Goal – Emit the entire listing verbatim.

(Extracted data entries)
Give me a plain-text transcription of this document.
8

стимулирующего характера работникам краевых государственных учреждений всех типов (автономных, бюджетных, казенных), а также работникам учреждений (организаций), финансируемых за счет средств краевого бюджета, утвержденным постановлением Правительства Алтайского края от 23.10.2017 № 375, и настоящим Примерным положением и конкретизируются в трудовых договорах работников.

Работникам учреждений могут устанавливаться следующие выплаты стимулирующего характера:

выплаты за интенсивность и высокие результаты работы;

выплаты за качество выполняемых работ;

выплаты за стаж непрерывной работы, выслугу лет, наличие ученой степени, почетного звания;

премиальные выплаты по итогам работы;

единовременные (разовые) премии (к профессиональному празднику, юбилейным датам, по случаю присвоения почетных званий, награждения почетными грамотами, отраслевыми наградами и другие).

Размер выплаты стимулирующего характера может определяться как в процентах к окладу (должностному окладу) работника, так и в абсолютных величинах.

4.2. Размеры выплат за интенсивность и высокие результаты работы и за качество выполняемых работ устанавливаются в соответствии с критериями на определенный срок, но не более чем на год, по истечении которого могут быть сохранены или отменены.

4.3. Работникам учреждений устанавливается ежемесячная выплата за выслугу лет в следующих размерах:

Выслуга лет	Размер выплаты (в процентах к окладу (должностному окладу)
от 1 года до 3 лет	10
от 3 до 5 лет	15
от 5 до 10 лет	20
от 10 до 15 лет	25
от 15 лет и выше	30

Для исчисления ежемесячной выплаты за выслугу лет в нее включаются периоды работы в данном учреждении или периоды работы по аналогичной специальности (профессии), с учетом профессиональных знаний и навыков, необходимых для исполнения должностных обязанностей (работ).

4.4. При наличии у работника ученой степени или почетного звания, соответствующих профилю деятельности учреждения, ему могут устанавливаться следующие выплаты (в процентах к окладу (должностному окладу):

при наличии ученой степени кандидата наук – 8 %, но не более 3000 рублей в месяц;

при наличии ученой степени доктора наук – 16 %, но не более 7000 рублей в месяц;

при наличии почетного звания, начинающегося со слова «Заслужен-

Completed exercise –
Give me a plain-text transcription of this document.
8

стимулирующего характера работникам краевых государственных учреждений всех типов (автономных, бюджетных, казенных), а также работникам учреждений (организаций), финансируемых за счет средств краевого бюджета, утвержденным постановлением Правительства Алтайского края от 23.10.2017 № 375, и настоящим Примерным положением и конкретизируются в трудовых договорах работников.

Работникам учреждений могут устанавливаться следующие выплаты стимулирующего характера:

выплаты за интенсивность и высокие результаты работы;

выплаты за качество выполняемых работ;

выплаты за стаж непрерывной работы, выслугу лет, наличие ученой степени, почетного звания;

премиальные выплаты по итогам работы;

единовременные (разовые) премии (к профессиональному празднику, юбилейным датам, по случаю присвоения почетных званий, награждения почетными грамотами, отраслевыми наградами и другие).

Размер выплаты стимулирующего характера может определяться как в процентах к окладу (должностному окладу) работника, так и в абсолютных величинах.

4.2. Размеры выплат за интенсивность и высокие результаты работы и за качество выполняемых работ устанавливаются в соответствии с критериями на определенный срок, но не более чем на год, по истечении которого могут быть сохранены или отменены.

4.3. Работникам учреждений устанавливается ежемесячная выплата за выслугу лет в следующих размерах:

Выслуга лет	Размер выплаты (в процентах к окладу (должностному окладу)
от 1 года до 3 лет	10
от 3 до 5 лет	15
от 5 до 10 лет	20
от 10 до 15 лет	25
от 15 лет и выше	30

Для исчисления ежемесячной выплаты за выслугу лет в нее включаются периоды работы в данном учреждении или периоды работы по аналогичной специальности (профессии), с учетом профессиональных знаний и навыков, необходимых для исполнения должностных обязанностей (работ).

4.4. При наличии у работника ученой степени или почетного звания, соответствующих профилю деятельности учреждения, ему могут устанавливаться следующие выплаты (в процентах к окладу (должностному окладу):

при наличии ученой степени кандидата наук – 8 %, но не более 3000 рублей в месяц;

при наличии ученой степени доктора наук – 16 %, но не более 7000 рублей в месяц;

при наличии почетного звания, начинающегося со слова «Заслужен-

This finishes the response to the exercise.